-- Records supplied start --

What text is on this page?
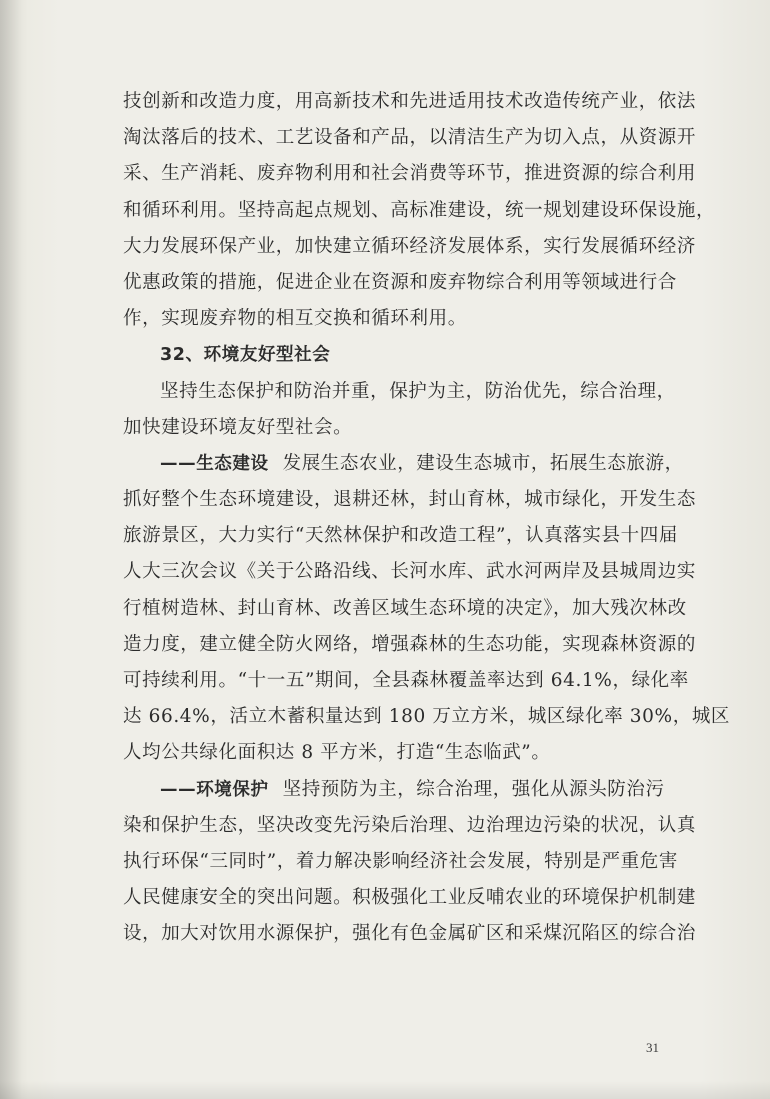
技创新和改造力度，用高新技术和先进适用技术改造传统产业，依法
淘汰落后的技术、工艺设备和产品，以清洁生产为切入点，从资源开
采、生产消耗、废弃物利用和社会消费等环节，推进资源的综合利用
和循环利用。坚持高起点规划、高标准建设，统一规划建设环保设施，
大力发展环保产业，加快建立循环经济发展体系，实行发展循环经济
优惠政策的措施，促进企业在资源和废弃物综合利用等领域进行合
作，实现废弃物的相互交换和循环利用。
32、环境友好型社会
坚持生态保护和防治并重，保护为主，防治优先，综合治理，
加快建设环境友好型社会。
——生态建设 发展生态农业，建设生态城市，拓展生态旅游，
抓好整个生态环境建设，退耕还林，封山育林，城市绿化，开发生态
旅游景区，大力实行“天然林保护和改造工程”，认真落实县十四届
人大三次会议《关于公路沿线、长河水库、武水河两岸及县城周边实
行植树造林、封山育林、改善区域生态环境的决定》，加大残次林改
造力度，建立健全防火网络，增强森林的生态功能，实现森林资源的
可持续利用。“十一五”期间，全县森林覆盖率达到 64.1%，绿化率
达 66.4%，活立木蓄积量达到 180 万立方米，城区绿化率 30%，城区
人均公共绿化面积达 8 平方米，打造“生态临武”。
——环境保护 坚持预防为主，综合治理，强化从源头防治污
染和保护生态，坚决改变先污染后治理、边治理边污染的状况，认真
执行环保“三同时”，着力解决影响经济社会发展，特别是严重危害
人民健康安全的突出问题。积极强化工业反哺农业的环境保护机制建
设，加大对饮用水源保护，强化有色金属矿区和采煤沉陷区的综合治
31
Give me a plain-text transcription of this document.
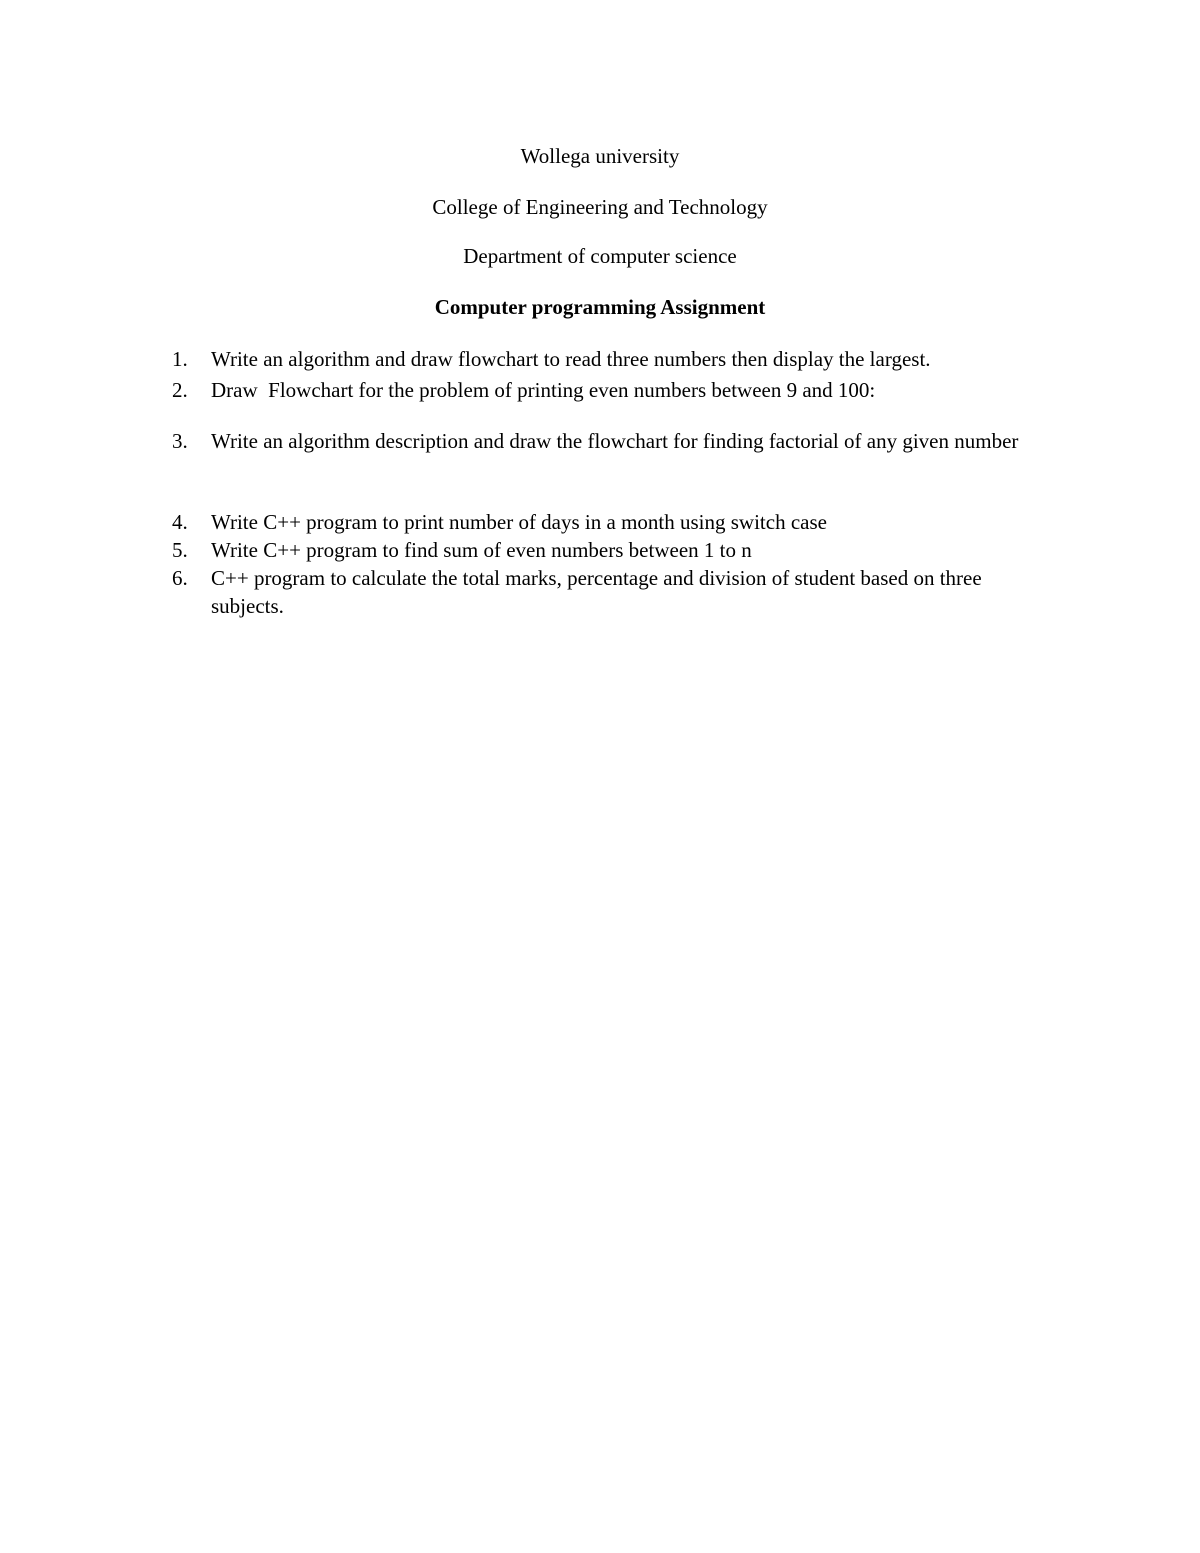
Wollega university
College of Engineering and Technology
Department of computer science
Computer programming Assignment
1.	Write an algorithm and draw flowchart to read three numbers then display the largest.
2.	Draw  Flowchart for the problem of printing even numbers between 9 and 100:
3.	Write an algorithm description and draw the flowchart for finding factorial of any given number
4.	Write C++ program to print number of days in a month using switch case
5.	Write C++ program to find sum of even numbers between 1 to n
6.	C++ program to calculate the total marks, percentage and division of student based on three subjects.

-- Records supplied end --

Short task – Exactly those lines that run from the line holding "Give me a plain-text" to the end of the listing above, both included, are to be reproduced, with pictures left out.

Task solution –
Give me a plain-text transcription of this document.
Wollega university
College of Engineering and Technology
Department of computer science
Computer programming Assignment
1.	Write an algorithm and draw flowchart to read three numbers then display the largest.
2.	Draw  Flowchart for the problem of printing even numbers between 9 and 100:
3.	Write an algorithm description and draw the flowchart for finding factorial of any given number
4.	Write C++ program to print number of days in a month using switch case
5.	Write C++ program to find sum of even numbers between 1 to n
6.	C++ program to calculate the total marks, percentage and division of student based on three subjects.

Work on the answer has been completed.